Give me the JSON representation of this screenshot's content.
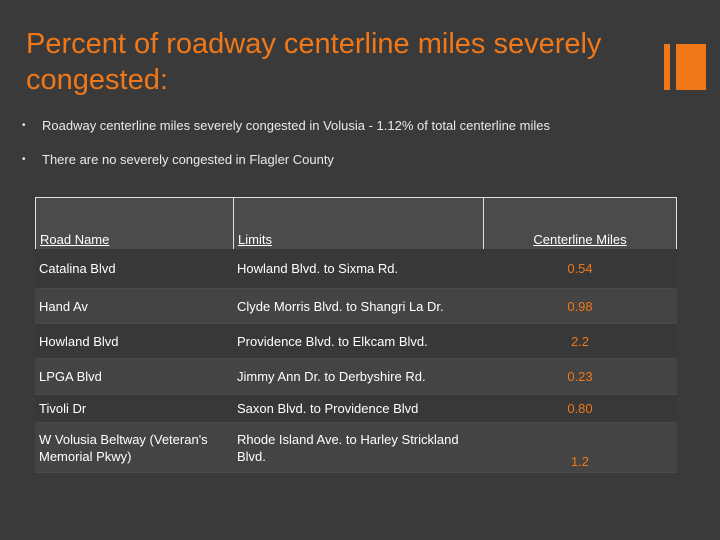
{
  "title": "Percent of roadway centerline miles severely congested:",
  "bullets": [
    "Roadway centerline miles severely congested in Volusia - 1.12% of total centerline miles",
    "There are no severely congested in Flagler County"
  ],
  "bullet_symbol": "•",
  "table": {
    "headers": [
      "Road Name",
      "Limits",
      "Centerline Miles"
    ],
    "rows": [
      [
        "Catalina Blvd",
        "Howland Blvd. to Sixma Rd.",
        "0.54"
      ],
      [
        "Hand Av",
        "Clyde Morris Blvd. to Shangri La Dr.",
        "0.98"
      ],
      [
        "Howland Blvd",
        "Providence Blvd. to Elkcam Blvd.",
        "2.2"
      ],
      [
        "LPGA Blvd",
        "Jimmy Ann Dr. to  Derbyshire Rd.",
        "0.23"
      ],
      [
        "Tivoli Dr",
        "Saxon Blvd. to Providence Blvd",
        "0.80"
      ],
      [
        "W Volusia Beltway (Veteran's Memorial Pkwy)",
        "Rhode Island Ave. to Harley Strickland Blvd.",
        "1.2"
      ]
    ]
  },
  "colors": {
    "accent": "#f07818",
    "background": "#3a3a3a",
    "text": "#ffffff"
  }
}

• • • • •

= EXERCISE =
The entries above are to be returned exactly, without their pictures.

= OUTPUT FOR THIS EXERCISE =
Give me the JSON representation of this screenshot's content.
{
  "title": "Percent of roadway centerline miles severely congested:",
  "bullets": [
    "Roadway centerline miles severely congested in Volusia - 1.12% of total centerline miles",
    "There are no severely congested in Flagler County"
  ],
  "bullet_symbol": "•",
  "table": {
    "headers": [
      "Road Name",
      "Limits",
      "Centerline Miles"
    ],
    "rows": [
      [
        "Catalina Blvd",
        "Howland Blvd. to Sixma Rd.",
        "0.54"
      ],
      [
        "Hand Av",
        "Clyde Morris Blvd. to Shangri La Dr.",
        "0.98"
      ],
      [
        "Howland Blvd",
        "Providence Blvd. to Elkcam Blvd.",
        "2.2"
      ],
      [
        "LPGA Blvd",
        "Jimmy Ann Dr. to  Derbyshire Rd.",
        "0.23"
      ],
      [
        "Tivoli Dr",
        "Saxon Blvd. to Providence Blvd",
        "0.80"
      ],
      [
        "W Volusia Beltway (Veteran's Memorial Pkwy)",
        "Rhode Island Ave. to Harley Strickland Blvd.",
        "1.2"
      ]
    ]
  },
  "colors": {
    "accent": "#f07818",
    "background": "#3a3a3a",
    "text": "#ffffff"
  }
}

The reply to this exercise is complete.